■ **STATED GOAL**
Output the material exactly, but drop every image it holds.

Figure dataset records
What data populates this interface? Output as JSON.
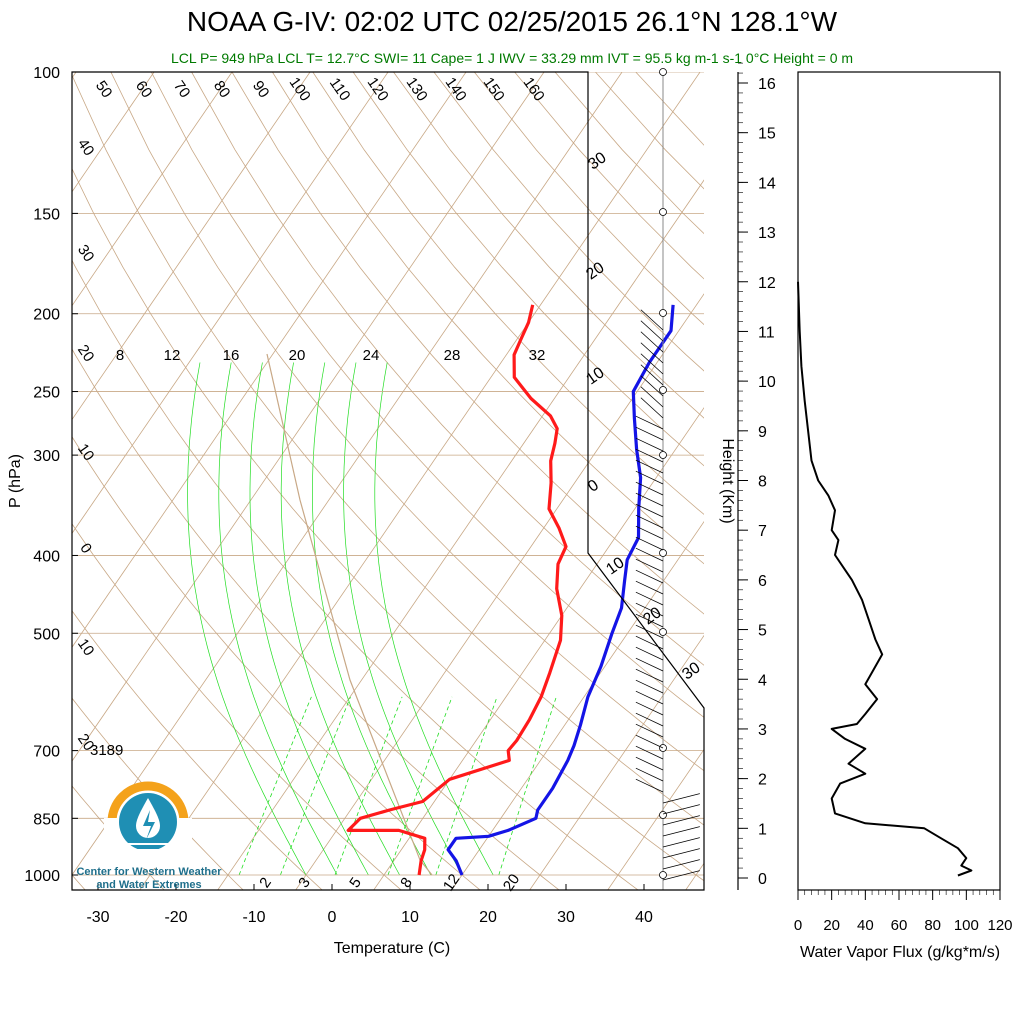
{
  "title": "NOAA G-IV: 02:02 UTC 02/25/2015  26.1°N 128.1°W",
  "subtitle": "LCL P= 949 hPa  LCL T= 12.7°C  SWI= 11  Cape= 1 J  IWV = 33.29 mm  IVT = 95.5 kg m-1 s-1  0°C Height = 0 m",
  "annotation_value": "3189",
  "logo": {
    "line1": "Center for Western Weather",
    "line2": "and Water Extremes",
    "colors": {
      "ring": "#f4a21b",
      "drop": "#1f8fb4",
      "text": "#1f6f8b"
    }
  },
  "colors": {
    "temperature": "#ff1a1a",
    "dewpoint": "#1414e6",
    "isotherm": "#c8a886",
    "mixing_ratio": "#22dd22",
    "moist_adiabat": "#22dd22",
    "dry_adiabat_label": "#c8a886",
    "subtitle": "#007a00"
  },
  "chart_data": [
    {
      "type": "line",
      "name": "skew-t",
      "xlabel": "Temperature (C)",
      "ylabel": "P (hPa)",
      "xlim": [
        -30,
        40
      ],
      "x_ticks": [
        "-30",
        "-20",
        "-10",
        "0",
        "10",
        "20",
        "30",
        "40"
      ],
      "y_ticks": [
        "100",
        "150",
        "200",
        "250",
        "300",
        "400",
        "500",
        "700",
        "850",
        "1000"
      ],
      "y_scale": "log-pressure",
      "mixing_ratio_labels_upper": [
        "8",
        "12",
        "16",
        "20",
        "24",
        "28",
        "32"
      ],
      "mixing_ratio_labels_lower": [
        "2",
        "3",
        "5",
        "8",
        "12",
        "20"
      ],
      "dry_adiabat_labels_top": [
        "50",
        "60",
        "70",
        "80",
        "90",
        "100",
        "110",
        "120",
        "130",
        "140",
        "150",
        "160"
      ],
      "dry_adiabat_labels_left": [
        "40",
        "30",
        "20",
        "10",
        "0",
        "10",
        "20"
      ],
      "isotherm_labels_right": [
        "30",
        "20",
        "10",
        "0",
        "10",
        "20",
        "30"
      ],
      "series": [
        {
          "key": "temperature",
          "points": [
            [
              -21,
              195
            ],
            [
              -20,
              205
            ],
            [
              -19.5,
              215
            ],
            [
              -19,
              225
            ],
            [
              -17,
              240
            ],
            [
              -13,
              255
            ],
            [
              -9,
              268
            ],
            [
              -7,
              278
            ],
            [
              -6,
              290
            ],
            [
              -5,
              305
            ],
            [
              -3,
              325
            ],
            [
              -1,
              350
            ],
            [
              2,
              370
            ],
            [
              4.5,
              390
            ],
            [
              5,
              410
            ],
            [
              7,
              440
            ],
            [
              10,
              475
            ],
            [
              12,
              510
            ],
            [
              13.5,
              560
            ],
            [
              14.5,
              600
            ],
            [
              15,
              640
            ],
            [
              15.2,
              680
            ],
            [
              15,
              700
            ],
            [
              16,
              720
            ],
            [
              10,
              760
            ],
            [
              8.5,
              810
            ],
            [
              5,
              830
            ],
            [
              2,
              850
            ],
            [
              1.5,
              880
            ],
            [
              8,
              880
            ],
            [
              12,
              900
            ],
            [
              13,
              930
            ],
            [
              13.5,
              960
            ],
            [
              14.5,
              1000
            ]
          ]
        },
        {
          "key": "dewpoint",
          "points": [
            [
              -3,
              195
            ],
            [
              -1,
              210
            ],
            [
              -1,
              230
            ],
            [
              -0.5,
              250
            ],
            [
              2,
              270
            ],
            [
              5,
              295
            ],
            [
              8,
              320
            ],
            [
              10.5,
              350
            ],
            [
              13,
              380
            ],
            [
              13.5,
              405
            ],
            [
              15,
              430
            ],
            [
              17,
              465
            ],
            [
              18,
              500
            ],
            [
              19.5,
              550
            ],
            [
              20.5,
              600
            ],
            [
              22,
              650
            ],
            [
              23,
              690
            ],
            [
              23.5,
              720
            ],
            [
              24,
              780
            ],
            [
              24,
              830
            ],
            [
              24.5,
              850
            ],
            [
              22,
              880
            ],
            [
              20,
              895
            ],
            [
              16,
              900
            ],
            [
              16,
              930
            ],
            [
              18,
              960
            ],
            [
              20,
              1000
            ]
          ]
        }
      ]
    },
    {
      "type": "line",
      "name": "water-vapor-flux",
      "xlabel": "Water Vapor Flux (g/kg*m/s)",
      "ylabel": "Height (Km)",
      "xlim": [
        0,
        120
      ],
      "ylim": [
        0,
        16
      ],
      "x_ticks": [
        "0",
        "20",
        "40",
        "60",
        "80",
        "100",
        "120"
      ],
      "y_ticks": [
        "0",
        "1",
        "2",
        "3",
        "4",
        "5",
        "6",
        "7",
        "8",
        "9",
        "10",
        "11",
        "12",
        "13",
        "14",
        "15",
        "16"
      ],
      "series": [
        {
          "key": "flux",
          "points": [
            [
              0,
              12
            ],
            [
              1,
              11
            ],
            [
              2,
              10.3
            ],
            [
              4,
              9.6
            ],
            [
              6,
              9
            ],
            [
              8,
              8.4
            ],
            [
              12,
              8
            ],
            [
              18,
              7.7
            ],
            [
              22,
              7.4
            ],
            [
              20,
              7
            ],
            [
              24,
              6.8
            ],
            [
              22,
              6.5
            ],
            [
              28,
              6.2
            ],
            [
              32,
              6
            ],
            [
              38,
              5.6
            ],
            [
              42,
              5.2
            ],
            [
              46,
              4.8
            ],
            [
              50,
              4.5
            ],
            [
              45,
              4.2
            ],
            [
              40,
              3.9
            ],
            [
              47,
              3.6
            ],
            [
              40,
              3.3
            ],
            [
              35,
              3.1
            ],
            [
              20,
              3
            ],
            [
              28,
              2.8
            ],
            [
              40,
              2.6
            ],
            [
              30,
              2.3
            ],
            [
              40,
              2.1
            ],
            [
              25,
              1.9
            ],
            [
              20,
              1.6
            ],
            [
              22,
              1.3
            ],
            [
              40,
              1.1
            ],
            [
              75,
              1
            ],
            [
              85,
              0.8
            ],
            [
              95,
              0.6
            ],
            [
              100,
              0.4
            ],
            [
              97,
              0.25
            ],
            [
              103,
              0.15
            ],
            [
              95,
              0.05
            ]
          ]
        }
      ]
    }
  ]
}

■ **ANSWER**
What data populates this interface? Output as JSON.
{
  "title": "NOAA G-IV: 02:02 UTC 02/25/2015  26.1°N 128.1°W",
  "subtitle": "LCL P= 949 hPa  LCL T= 12.7°C  SWI= 11  Cape= 1 J  IWV = 33.29 mm  IVT = 95.5 kg m-1 s-1  0°C Height = 0 m",
  "annotation_value": "3189",
  "logo": {
    "line1": "Center for Western Weather",
    "line2": "and Water Extremes",
    "colors": {
      "ring": "#f4a21b",
      "drop": "#1f8fb4",
      "text": "#1f6f8b"
    }
  },
  "colors": {
    "temperature": "#ff1a1a",
    "dewpoint": "#1414e6",
    "isotherm": "#c8a886",
    "mixing_ratio": "#22dd22",
    "moist_adiabat": "#22dd22",
    "dry_adiabat_label": "#c8a886",
    "subtitle": "#007a00"
  },
  "chart_data": [
    {
      "type": "line",
      "name": "skew-t",
      "xlabel": "Temperature (C)",
      "ylabel": "P (hPa)",
      "xlim": [
        -30,
        40
      ],
      "x_ticks": [
        "-30",
        "-20",
        "-10",
        "0",
        "10",
        "20",
        "30",
        "40"
      ],
      "y_ticks": [
        "100",
        "150",
        "200",
        "250",
        "300",
        "400",
        "500",
        "700",
        "850",
        "1000"
      ],
      "y_scale": "log-pressure",
      "mixing_ratio_labels_upper": [
        "8",
        "12",
        "16",
        "20",
        "24",
        "28",
        "32"
      ],
      "mixing_ratio_labels_lower": [
        "2",
        "3",
        "5",
        "8",
        "12",
        "20"
      ],
      "dry_adiabat_labels_top": [
        "50",
        "60",
        "70",
        "80",
        "90",
        "100",
        "110",
        "120",
        "130",
        "140",
        "150",
        "160"
      ],
      "dry_adiabat_labels_left": [
        "40",
        "30",
        "20",
        "10",
        "0",
        "10",
        "20"
      ],
      "isotherm_labels_right": [
        "30",
        "20",
        "10",
        "0",
        "10",
        "20",
        "30"
      ],
      "series": [
        {
          "key": "temperature",
          "points": [
            [
              -21,
              195
            ],
            [
              -20,
              205
            ],
            [
              -19.5,
              215
            ],
            [
              -19,
              225
            ],
            [
              -17,
              240
            ],
            [
              -13,
              255
            ],
            [
              -9,
              268
            ],
            [
              -7,
              278
            ],
            [
              -6,
              290
            ],
            [
              -5,
              305
            ],
            [
              -3,
              325
            ],
            [
              -1,
              350
            ],
            [
              2,
              370
            ],
            [
              4.5,
              390
            ],
            [
              5,
              410
            ],
            [
              7,
              440
            ],
            [
              10,
              475
            ],
            [
              12,
              510
            ],
            [
              13.5,
              560
            ],
            [
              14.5,
              600
            ],
            [
              15,
              640
            ],
            [
              15.2,
              680
            ],
            [
              15,
              700
            ],
            [
              16,
              720
            ],
            [
              10,
              760
            ],
            [
              8.5,
              810
            ],
            [
              5,
              830
            ],
            [
              2,
              850
            ],
            [
              1.5,
              880
            ],
            [
              8,
              880
            ],
            [
              12,
              900
            ],
            [
              13,
              930
            ],
            [
              13.5,
              960
            ],
            [
              14.5,
              1000
            ]
          ]
        },
        {
          "key": "dewpoint",
          "points": [
            [
              -3,
              195
            ],
            [
              -1,
              210
            ],
            [
              -1,
              230
            ],
            [
              -0.5,
              250
            ],
            [
              2,
              270
            ],
            [
              5,
              295
            ],
            [
              8,
              320
            ],
            [
              10.5,
              350
            ],
            [
              13,
              380
            ],
            [
              13.5,
              405
            ],
            [
              15,
              430
            ],
            [
              17,
              465
            ],
            [
              18,
              500
            ],
            [
              19.5,
              550
            ],
            [
              20.5,
              600
            ],
            [
              22,
              650
            ],
            [
              23,
              690
            ],
            [
              23.5,
              720
            ],
            [
              24,
              780
            ],
            [
              24,
              830
            ],
            [
              24.5,
              850
            ],
            [
              22,
              880
            ],
            [
              20,
              895
            ],
            [
              16,
              900
            ],
            [
              16,
              930
            ],
            [
              18,
              960
            ],
            [
              20,
              1000
            ]
          ]
        }
      ]
    },
    {
      "type": "line",
      "name": "water-vapor-flux",
      "xlabel": "Water Vapor Flux (g/kg*m/s)",
      "ylabel": "Height (Km)",
      "xlim": [
        0,
        120
      ],
      "ylim": [
        0,
        16
      ],
      "x_ticks": [
        "0",
        "20",
        "40",
        "60",
        "80",
        "100",
        "120"
      ],
      "y_ticks": [
        "0",
        "1",
        "2",
        "3",
        "4",
        "5",
        "6",
        "7",
        "8",
        "9",
        "10",
        "11",
        "12",
        "13",
        "14",
        "15",
        "16"
      ],
      "series": [
        {
          "key": "flux",
          "points": [
            [
              0,
              12
            ],
            [
              1,
              11
            ],
            [
              2,
              10.3
            ],
            [
              4,
              9.6
            ],
            [
              6,
              9
            ],
            [
              8,
              8.4
            ],
            [
              12,
              8
            ],
            [
              18,
              7.7
            ],
            [
              22,
              7.4
            ],
            [
              20,
              7
            ],
            [
              24,
              6.8
            ],
            [
              22,
              6.5
            ],
            [
              28,
              6.2
            ],
            [
              32,
              6
            ],
            [
              38,
              5.6
            ],
            [
              42,
              5.2
            ],
            [
              46,
              4.8
            ],
            [
              50,
              4.5
            ],
            [
              45,
              4.2
            ],
            [
              40,
              3.9
            ],
            [
              47,
              3.6
            ],
            [
              40,
              3.3
            ],
            [
              35,
              3.1
            ],
            [
              20,
              3
            ],
            [
              28,
              2.8
            ],
            [
              40,
              2.6
            ],
            [
              30,
              2.3
            ],
            [
              40,
              2.1
            ],
            [
              25,
              1.9
            ],
            [
              20,
              1.6
            ],
            [
              22,
              1.3
            ],
            [
              40,
              1.1
            ],
            [
              75,
              1
            ],
            [
              85,
              0.8
            ],
            [
              95,
              0.6
            ],
            [
              100,
              0.4
            ],
            [
              97,
              0.25
            ],
            [
              103,
              0.15
            ],
            [
              95,
              0.05
            ]
          ]
        }
      ]
    }
  ]
}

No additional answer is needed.